What to produce ▸ Every line of the material below should be repeated exactly.

Source data ▸
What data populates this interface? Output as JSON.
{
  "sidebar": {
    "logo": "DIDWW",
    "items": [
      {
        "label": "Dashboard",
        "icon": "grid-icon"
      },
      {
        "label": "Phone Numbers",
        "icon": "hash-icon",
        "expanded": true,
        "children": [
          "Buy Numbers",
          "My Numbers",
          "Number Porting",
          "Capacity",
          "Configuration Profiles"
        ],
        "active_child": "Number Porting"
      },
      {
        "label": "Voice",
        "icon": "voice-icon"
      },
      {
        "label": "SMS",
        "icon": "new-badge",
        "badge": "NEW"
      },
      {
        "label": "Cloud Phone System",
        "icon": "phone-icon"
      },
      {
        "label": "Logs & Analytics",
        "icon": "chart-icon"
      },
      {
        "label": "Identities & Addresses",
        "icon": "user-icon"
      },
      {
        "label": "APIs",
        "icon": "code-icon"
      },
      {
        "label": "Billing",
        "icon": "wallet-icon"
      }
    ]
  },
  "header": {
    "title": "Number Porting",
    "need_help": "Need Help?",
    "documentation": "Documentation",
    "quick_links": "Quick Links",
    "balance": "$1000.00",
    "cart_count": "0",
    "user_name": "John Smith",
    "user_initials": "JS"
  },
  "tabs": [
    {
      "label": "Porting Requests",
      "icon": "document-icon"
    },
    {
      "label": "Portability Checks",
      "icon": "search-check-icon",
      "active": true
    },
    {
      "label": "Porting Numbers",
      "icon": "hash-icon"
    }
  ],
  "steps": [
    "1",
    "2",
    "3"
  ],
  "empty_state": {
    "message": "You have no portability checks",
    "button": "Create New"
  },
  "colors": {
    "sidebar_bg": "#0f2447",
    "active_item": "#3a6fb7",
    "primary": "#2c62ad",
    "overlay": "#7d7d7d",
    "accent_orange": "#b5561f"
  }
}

Expected output ▸
What data populates this interface? Output as JSON.
{
  "sidebar": {
    "logo": "DIDWW",
    "items": [
      {
        "label": "Dashboard",
        "icon": "grid-icon"
      },
      {
        "label": "Phone Numbers",
        "icon": "hash-icon",
        "expanded": true,
        "children": [
          "Buy Numbers",
          "My Numbers",
          "Number Porting",
          "Capacity",
          "Configuration Profiles"
        ],
        "active_child": "Number Porting"
      },
      {
        "label": "Voice",
        "icon": "voice-icon"
      },
      {
        "label": "SMS",
        "icon": "new-badge",
        "badge": "NEW"
      },
      {
        "label": "Cloud Phone System",
        "icon": "phone-icon"
      },
      {
        "label": "Logs & Analytics",
        "icon": "chart-icon"
      },
      {
        "label": "Identities & Addresses",
        "icon": "user-icon"
      },
      {
        "label": "APIs",
        "icon": "code-icon"
      },
      {
        "label": "Billing",
        "icon": "wallet-icon"
      }
    ]
  },
  "header": {
    "title": "Number Porting",
    "need_help": "Need Help?",
    "documentation": "Documentation",
    "quick_links": "Quick Links",
    "balance": "$1000.00",
    "cart_count": "0",
    "user_name": "John Smith",
    "user_initials": "JS"
  },
  "tabs": [
    {
      "label": "Porting Requests",
      "icon": "document-icon"
    },
    {
      "label": "Portability Checks",
      "icon": "search-check-icon",
      "active": true
    },
    {
      "label": "Porting Numbers",
      "icon": "hash-icon"
    }
  ],
  "steps": [
    "1",
    "2",
    "3"
  ],
  "empty_state": {
    "message": "You have no portability checks",
    "button": "Create New"
  },
  "colors": {
    "sidebar_bg": "#0f2447",
    "active_item": "#3a6fb7",
    "primary": "#2c62ad",
    "overlay": "#7d7d7d",
    "accent_orange": "#b5561f"
  }
}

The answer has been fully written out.